• Your instructions:
Copy each line that has the string "транспортными" somewhere in it.

• Dataset content:

——————————

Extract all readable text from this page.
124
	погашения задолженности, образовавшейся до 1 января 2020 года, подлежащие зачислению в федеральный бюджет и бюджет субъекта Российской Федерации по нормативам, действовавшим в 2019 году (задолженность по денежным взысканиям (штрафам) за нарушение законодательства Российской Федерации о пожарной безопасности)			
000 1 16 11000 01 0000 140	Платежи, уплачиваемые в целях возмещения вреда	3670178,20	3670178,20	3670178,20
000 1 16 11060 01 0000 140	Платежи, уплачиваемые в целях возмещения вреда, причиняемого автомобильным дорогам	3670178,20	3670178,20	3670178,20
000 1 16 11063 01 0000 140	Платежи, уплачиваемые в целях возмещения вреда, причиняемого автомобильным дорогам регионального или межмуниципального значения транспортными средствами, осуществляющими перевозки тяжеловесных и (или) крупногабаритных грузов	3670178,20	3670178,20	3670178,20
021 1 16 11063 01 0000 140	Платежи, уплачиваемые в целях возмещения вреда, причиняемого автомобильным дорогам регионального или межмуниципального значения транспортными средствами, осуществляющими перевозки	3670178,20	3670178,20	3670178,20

——————————

• Solution below:
000 1 16 11063 01 0000 140	Платежи, уплачиваемые в целях возмещения вреда, причиняемого автомобильным дорогам регионального или межмуниципального значения транспортными средствами, осуществляющими перевозки тяжеловесных и (или) крупногабаритных грузов	3670178,20	3670178,20	3670178,20
021 1 16 11063 01 0000 140	Платежи, уплачиваемые в целях возмещения вреда, причиняемого автомобильным дорогам регионального или межмуниципального значения транспортными средствами, осуществляющими перевозки	3670178,20	3670178,20	3670178,20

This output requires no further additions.